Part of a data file
— Begin —

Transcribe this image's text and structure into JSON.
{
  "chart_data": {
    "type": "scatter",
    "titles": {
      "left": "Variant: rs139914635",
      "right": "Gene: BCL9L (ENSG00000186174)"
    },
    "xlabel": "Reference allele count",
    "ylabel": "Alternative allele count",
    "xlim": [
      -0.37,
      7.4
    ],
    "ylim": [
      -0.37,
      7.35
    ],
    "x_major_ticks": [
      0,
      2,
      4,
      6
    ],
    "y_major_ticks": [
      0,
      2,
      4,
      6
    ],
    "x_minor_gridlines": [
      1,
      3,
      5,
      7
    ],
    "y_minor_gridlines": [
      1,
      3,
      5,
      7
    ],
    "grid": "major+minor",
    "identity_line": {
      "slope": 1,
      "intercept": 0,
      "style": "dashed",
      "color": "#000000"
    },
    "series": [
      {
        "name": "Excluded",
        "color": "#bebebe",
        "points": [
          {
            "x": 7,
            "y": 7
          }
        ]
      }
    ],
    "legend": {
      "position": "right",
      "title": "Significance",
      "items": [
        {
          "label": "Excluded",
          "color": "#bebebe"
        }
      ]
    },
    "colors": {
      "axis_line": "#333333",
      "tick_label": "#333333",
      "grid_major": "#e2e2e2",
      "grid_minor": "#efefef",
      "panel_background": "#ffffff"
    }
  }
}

— End —

Extract the complete listing above, reproducing each line exactly.

Transcribe this image's text and structure into JSON.
{
  "chart_data": {
    "type": "scatter",
    "titles": {
      "left": "Variant: rs139914635",
      "right": "Gene: BCL9L (ENSG00000186174)"
    },
    "xlabel": "Reference allele count",
    "ylabel": "Alternative allele count",
    "xlim": [
      -0.37,
      7.4
    ],
    "ylim": [
      -0.37,
      7.35
    ],
    "x_major_ticks": [
      0,
      2,
      4,
      6
    ],
    "y_major_ticks": [
      0,
      2,
      4,
      6
    ],
    "x_minor_gridlines": [
      1,
      3,
      5,
      7
    ],
    "y_minor_gridlines": [
      1,
      3,
      5,
      7
    ],
    "grid": "major+minor",
    "identity_line": {
      "slope": 1,
      "intercept": 0,
      "style": "dashed",
      "color": "#000000"
    },
    "series": [
      {
        "name": "Excluded",
        "color": "#bebebe",
        "points": [
          {
            "x": 7,
            "y": 7
          }
        ]
      }
    ],
    "legend": {
      "position": "right",
      "title": "Significance",
      "items": [
        {
          "label": "Excluded",
          "color": "#bebebe"
        }
      ]
    },
    "colors": {
      "axis_line": "#333333",
      "tick_label": "#333333",
      "grid_major": "#e2e2e2",
      "grid_minor": "#efefef",
      "panel_background": "#ffffff"
    }
  }
}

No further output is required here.